§ **Objective**: Isolate every line in the records below with "downloads" in it.

[Collected data]
══════════════════════════════
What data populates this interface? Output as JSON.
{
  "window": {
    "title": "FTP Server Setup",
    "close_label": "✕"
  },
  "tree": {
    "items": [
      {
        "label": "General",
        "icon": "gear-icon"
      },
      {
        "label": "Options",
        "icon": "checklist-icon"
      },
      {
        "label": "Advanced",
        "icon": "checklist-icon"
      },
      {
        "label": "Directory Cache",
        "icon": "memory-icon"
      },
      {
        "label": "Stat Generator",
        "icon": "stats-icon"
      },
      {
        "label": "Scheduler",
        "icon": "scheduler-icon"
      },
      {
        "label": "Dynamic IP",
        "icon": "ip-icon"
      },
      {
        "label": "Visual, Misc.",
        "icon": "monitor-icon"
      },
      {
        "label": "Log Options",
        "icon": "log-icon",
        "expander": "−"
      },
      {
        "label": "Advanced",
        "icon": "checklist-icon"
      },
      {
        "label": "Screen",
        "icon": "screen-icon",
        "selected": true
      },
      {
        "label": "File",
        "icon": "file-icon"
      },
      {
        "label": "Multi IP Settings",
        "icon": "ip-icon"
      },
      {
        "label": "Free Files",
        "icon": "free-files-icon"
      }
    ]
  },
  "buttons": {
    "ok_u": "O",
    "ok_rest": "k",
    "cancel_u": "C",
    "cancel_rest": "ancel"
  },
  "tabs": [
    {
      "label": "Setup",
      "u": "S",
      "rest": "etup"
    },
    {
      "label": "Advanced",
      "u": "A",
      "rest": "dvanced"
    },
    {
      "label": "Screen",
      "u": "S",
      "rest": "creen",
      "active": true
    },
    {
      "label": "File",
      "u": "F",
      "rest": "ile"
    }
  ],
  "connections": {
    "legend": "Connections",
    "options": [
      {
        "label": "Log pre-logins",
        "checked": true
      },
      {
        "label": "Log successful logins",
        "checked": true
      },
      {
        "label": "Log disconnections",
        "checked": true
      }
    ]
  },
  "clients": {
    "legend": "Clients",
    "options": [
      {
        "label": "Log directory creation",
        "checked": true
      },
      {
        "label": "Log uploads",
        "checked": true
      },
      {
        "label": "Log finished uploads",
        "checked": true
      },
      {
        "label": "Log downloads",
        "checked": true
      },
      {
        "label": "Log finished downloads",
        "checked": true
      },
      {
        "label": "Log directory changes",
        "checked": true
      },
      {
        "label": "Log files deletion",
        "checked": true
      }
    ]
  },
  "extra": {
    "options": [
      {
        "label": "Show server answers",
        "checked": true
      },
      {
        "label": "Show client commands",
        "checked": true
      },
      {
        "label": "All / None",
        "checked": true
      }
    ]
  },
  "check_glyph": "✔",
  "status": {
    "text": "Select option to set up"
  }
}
══════════════════════════════
§ **Expected answer**:
        "label": "Log downloads",
        "label": "Log finished downloads",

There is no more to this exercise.